» **Task to complete**: Leave out the pictures and reproduce all of the data exactly.

═══

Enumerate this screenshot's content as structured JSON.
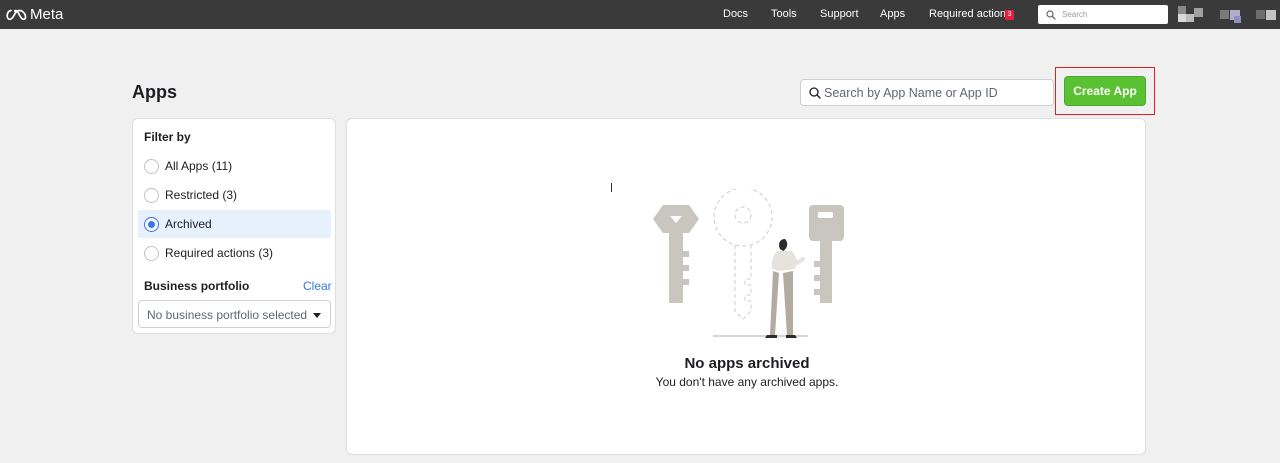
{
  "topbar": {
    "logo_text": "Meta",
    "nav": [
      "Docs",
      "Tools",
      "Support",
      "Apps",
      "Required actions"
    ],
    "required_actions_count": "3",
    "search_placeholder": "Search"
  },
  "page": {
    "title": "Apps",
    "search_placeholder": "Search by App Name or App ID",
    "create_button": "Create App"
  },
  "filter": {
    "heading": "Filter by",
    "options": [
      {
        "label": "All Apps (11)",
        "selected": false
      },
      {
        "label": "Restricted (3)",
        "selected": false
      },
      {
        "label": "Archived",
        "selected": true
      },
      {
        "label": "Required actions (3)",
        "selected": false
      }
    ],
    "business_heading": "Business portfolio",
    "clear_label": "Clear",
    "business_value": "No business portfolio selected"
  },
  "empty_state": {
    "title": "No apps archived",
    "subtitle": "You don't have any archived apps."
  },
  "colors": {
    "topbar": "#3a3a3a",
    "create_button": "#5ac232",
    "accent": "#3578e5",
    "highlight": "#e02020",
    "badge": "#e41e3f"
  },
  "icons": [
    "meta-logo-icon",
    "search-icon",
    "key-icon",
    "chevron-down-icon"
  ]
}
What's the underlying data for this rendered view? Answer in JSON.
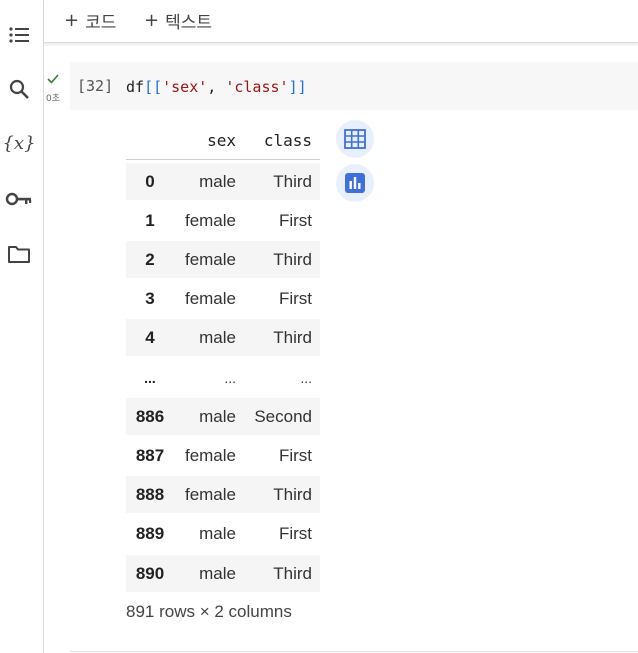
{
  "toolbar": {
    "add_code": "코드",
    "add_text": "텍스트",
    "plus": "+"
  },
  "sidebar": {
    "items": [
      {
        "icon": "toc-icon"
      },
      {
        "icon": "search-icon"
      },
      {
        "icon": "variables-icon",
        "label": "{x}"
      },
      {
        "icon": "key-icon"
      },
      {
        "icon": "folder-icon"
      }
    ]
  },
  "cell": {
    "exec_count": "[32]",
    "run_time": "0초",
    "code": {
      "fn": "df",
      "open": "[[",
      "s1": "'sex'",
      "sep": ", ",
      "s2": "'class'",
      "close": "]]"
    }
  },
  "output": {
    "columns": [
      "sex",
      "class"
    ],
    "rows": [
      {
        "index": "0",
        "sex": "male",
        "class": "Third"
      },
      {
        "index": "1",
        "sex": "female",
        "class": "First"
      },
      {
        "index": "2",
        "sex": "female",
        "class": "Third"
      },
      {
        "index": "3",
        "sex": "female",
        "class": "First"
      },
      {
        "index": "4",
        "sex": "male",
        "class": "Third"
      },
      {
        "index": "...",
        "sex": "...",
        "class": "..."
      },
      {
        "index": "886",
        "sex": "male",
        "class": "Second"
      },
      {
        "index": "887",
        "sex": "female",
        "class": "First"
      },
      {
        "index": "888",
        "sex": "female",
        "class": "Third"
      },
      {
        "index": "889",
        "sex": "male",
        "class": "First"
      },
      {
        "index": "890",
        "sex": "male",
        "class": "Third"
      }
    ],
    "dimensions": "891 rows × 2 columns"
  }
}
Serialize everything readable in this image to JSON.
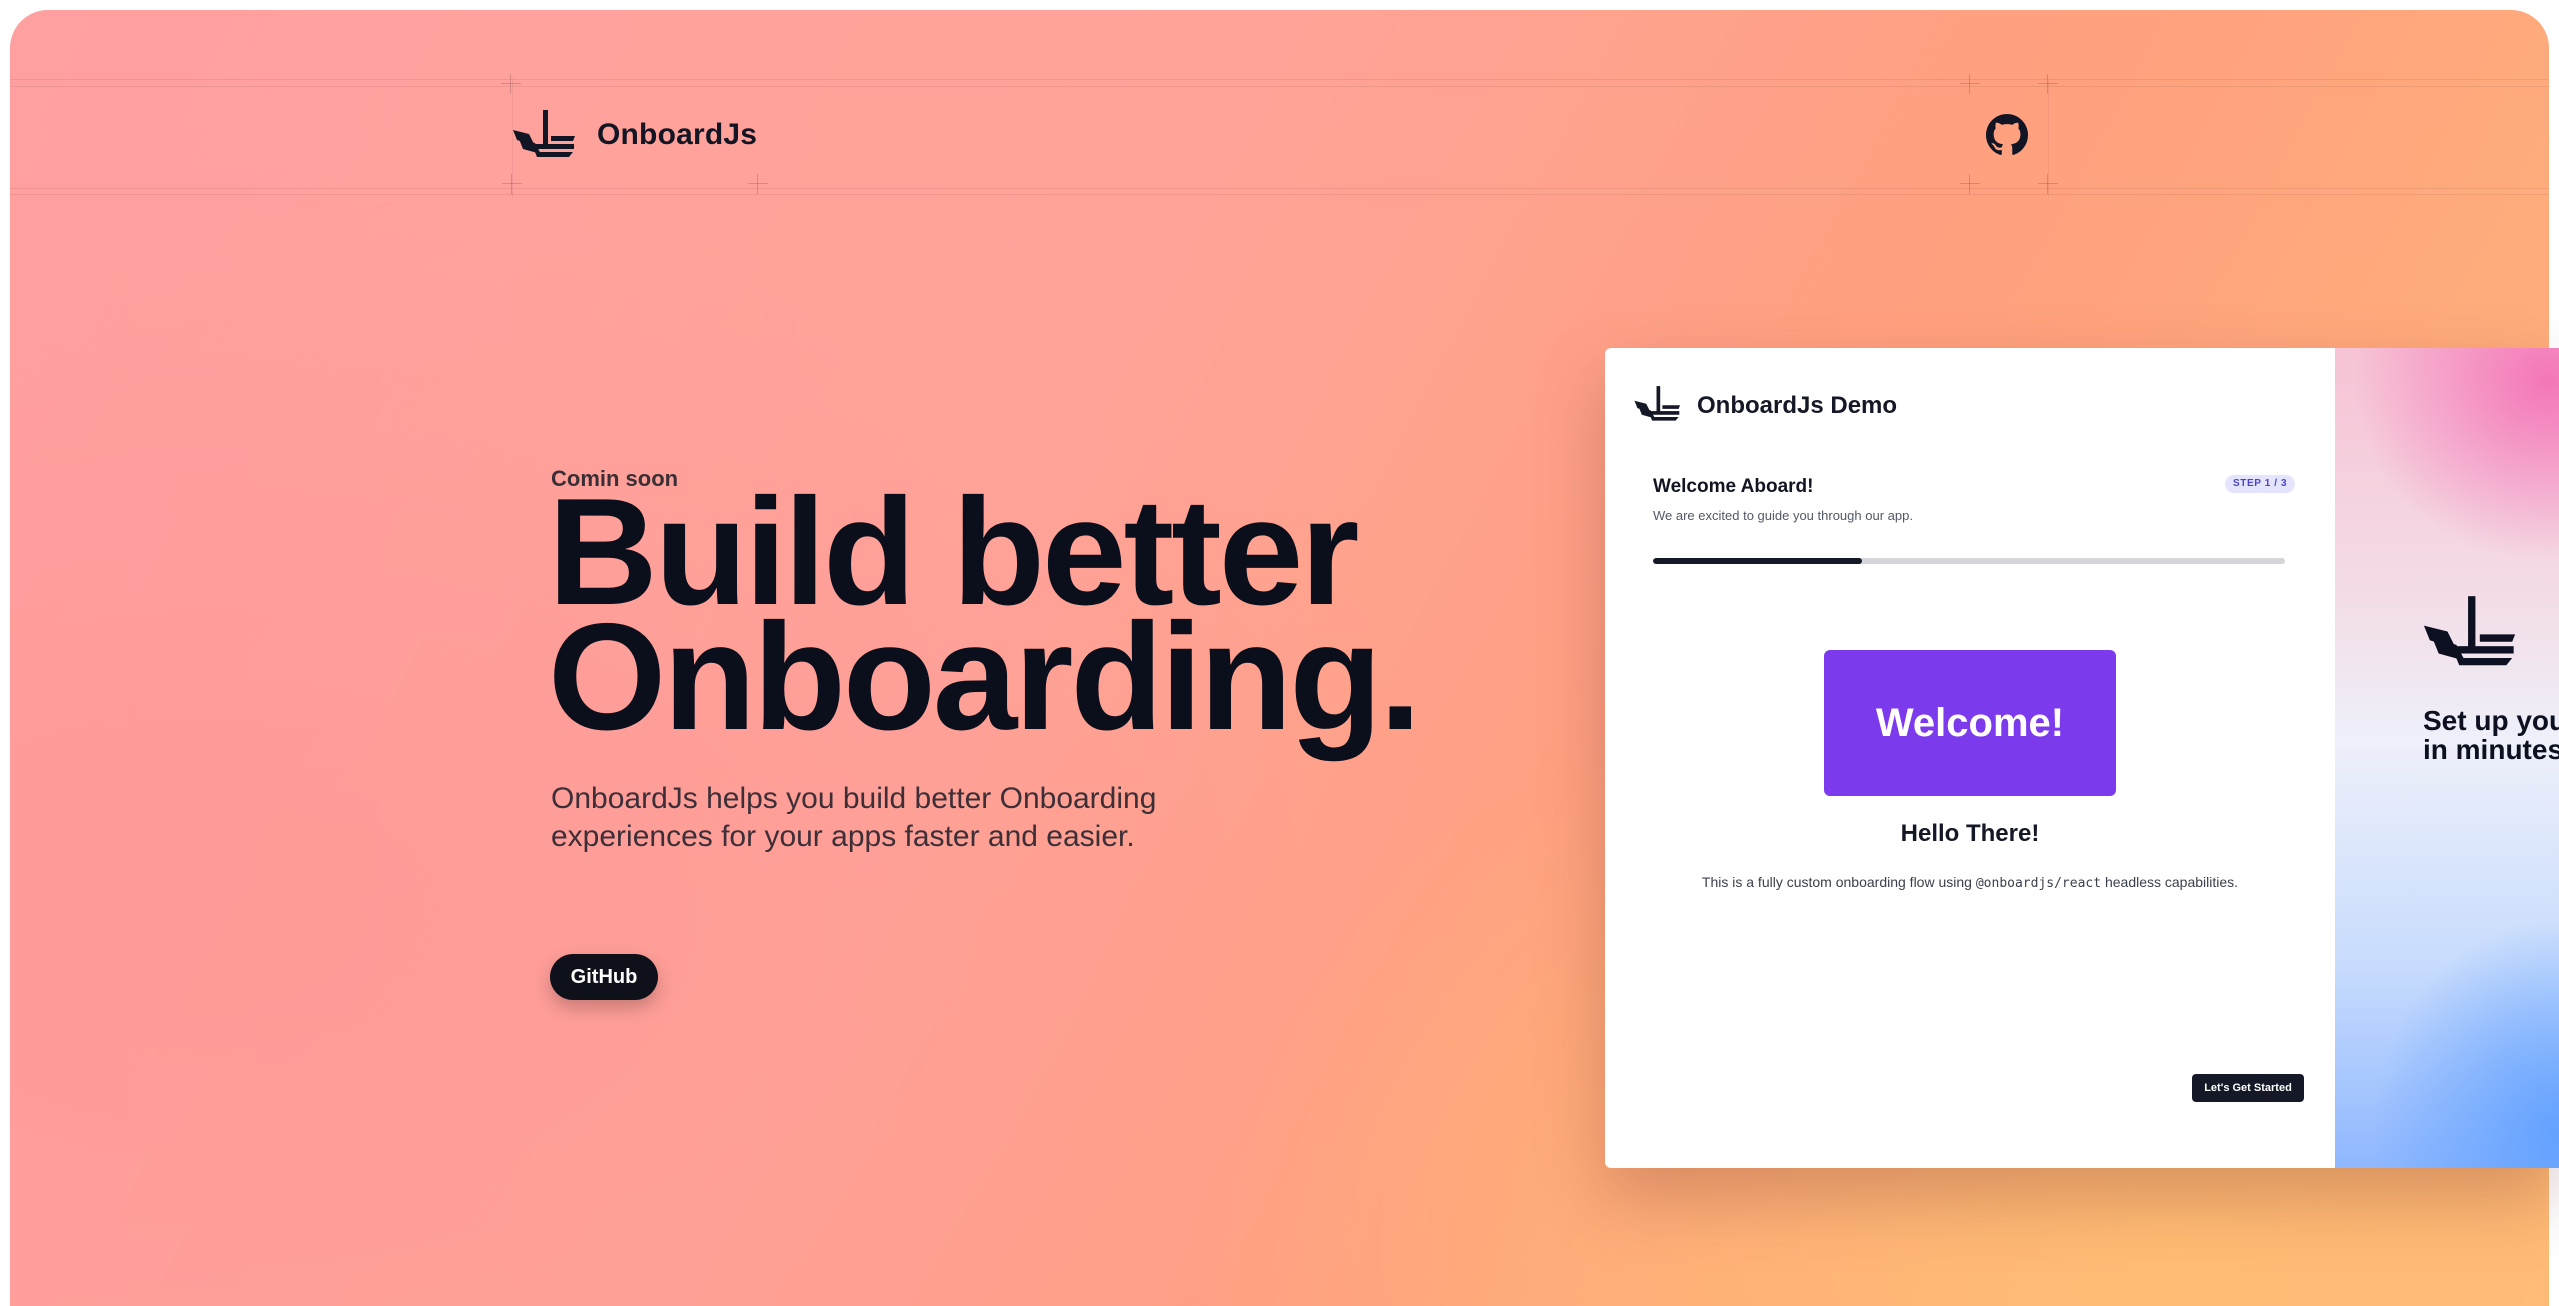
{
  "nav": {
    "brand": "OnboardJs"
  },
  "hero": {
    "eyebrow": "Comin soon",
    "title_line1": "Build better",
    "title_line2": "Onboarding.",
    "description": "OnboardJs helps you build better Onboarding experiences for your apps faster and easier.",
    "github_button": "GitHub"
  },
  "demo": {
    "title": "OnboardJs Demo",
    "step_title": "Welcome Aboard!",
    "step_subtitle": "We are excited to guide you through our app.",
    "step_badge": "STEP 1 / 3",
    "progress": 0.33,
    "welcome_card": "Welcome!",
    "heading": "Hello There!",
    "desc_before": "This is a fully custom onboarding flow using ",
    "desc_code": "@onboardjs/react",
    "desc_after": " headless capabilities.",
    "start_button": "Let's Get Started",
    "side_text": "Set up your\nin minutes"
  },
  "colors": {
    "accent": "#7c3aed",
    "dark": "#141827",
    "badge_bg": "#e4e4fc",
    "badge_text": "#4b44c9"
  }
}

═══

» **Finished answer**:
Enumerate this screenshot's content as structured JSON.
{
  "topbar": {
    "logo_text": "Meta",
    "nav": [
      "Docs",
      "Tools",
      "Support",
      "Apps",
      "Required actions"
    ],
    "required_actions_count": "3",
    "search_placeholder": "Search"
  },
  "page": {
    "title": "Apps",
    "search_placeholder": "Search by App Name or App ID",
    "create_button": "Create App"
  },
  "filter": {
    "heading": "Filter by",
    "options": [
      {
        "label": "All Apps (11)",
        "selected": false
      },
      {
        "label": "Restricted (3)",
        "selected": false
      },
      {
        "label": "Archived",
        "selected": true
      },
      {
        "label": "Required actions (3)",
        "selected": false
      }
    ],
    "business_heading": "Business portfolio",
    "clear_label": "Clear",
    "business_value": "No business portfolio selected"
  },
  "empty_state": {
    "title": "No apps archived",
    "subtitle": "You don't have any archived apps."
  },
  "colors": {
    "topbar": "#3a3a3a",
    "create_button": "#5ac232",
    "accent": "#3578e5",
    "highlight": "#e02020",
    "badge": "#e41e3f"
  },
  "icons": [
    "meta-logo-icon",
    "search-icon",
    "key-icon",
    "chevron-down-icon"
  ]
}
What's the underlying data for this rendered view? Answer in JSON.
{
  "toolbar": {
    "add_code": "코드",
    "add_text": "텍스트",
    "plus": "+"
  },
  "sidebar": {
    "items": [
      {
        "icon": "toc-icon"
      },
      {
        "icon": "search-icon"
      },
      {
        "icon": "variables-icon",
        "label": "{x}"
      },
      {
        "icon": "key-icon"
      },
      {
        "icon": "folder-icon"
      }
    ]
  },
  "cell": {
    "exec_count": "[32]",
    "run_time": "0초",
    "code": {
      "fn": "df",
      "open": "[[",
      "s1": "'sex'",
      "sep": ", ",
      "s2": "'class'",
      "close": "]]"
    }
  },
  "output": {
    "columns": [
      "sex",
      "class"
    ],
    "rows": [
      {
        "index": "0",
        "sex": "male",
        "class": "Third"
      },
      {
        "index": "1",
        "sex": "female",
        "class": "First"
      },
      {
        "index": "2",
        "sex": "female",
        "class": "Third"
      },
      {
        "index": "3",
        "sex": "female",
        "class": "First"
      },
      {
        "index": "4",
        "sex": "male",
        "class": "Third"
      },
      {
        "index": "...",
        "sex": "...",
        "class": "..."
      },
      {
        "index": "886",
        "sex": "male",
        "class": "Second"
      },
      {
        "index": "887",
        "sex": "female",
        "class": "First"
      },
      {
        "index": "888",
        "sex": "female",
        "class": "Third"
      },
      {
        "index": "889",
        "sex": "male",
        "class": "First"
      },
      {
        "index": "890",
        "sex": "male",
        "class": "Third"
      }
    ],
    "dimensions": "891 rows × 2 columns"
  }
}
Serialize everything readable in this image to JSON.
{
  "nav": {
    "brand": "OnboardJs"
  },
  "hero": {
    "eyebrow": "Comin soon",
    "title_line1": "Build better",
    "title_line2": "Onboarding.",
    "description": "OnboardJs helps you build better Onboarding experiences for your apps faster and easier.",
    "github_button": "GitHub"
  },
  "demo": {
    "title": "OnboardJs Demo",
    "step_title": "Welcome Aboard!",
    "step_subtitle": "We are excited to guide you through our app.",
    "step_badge": "STEP 1 / 3",
    "progress": 0.33,
    "welcome_card": "Welcome!",
    "heading": "Hello There!",
    "desc_before": "This is a fully custom onboarding flow using ",
    "desc_code": "@onboardjs/react",
    "desc_after": " headless capabilities.",
    "start_button": "Let's Get Started",
    "side_text": "Set up your\nin minutes"
  },
  "colors": {
    "accent": "#7c3aed",
    "dark": "#141827",
    "badge_bg": "#e4e4fc",
    "badge_text": "#4b44c9"
  }
}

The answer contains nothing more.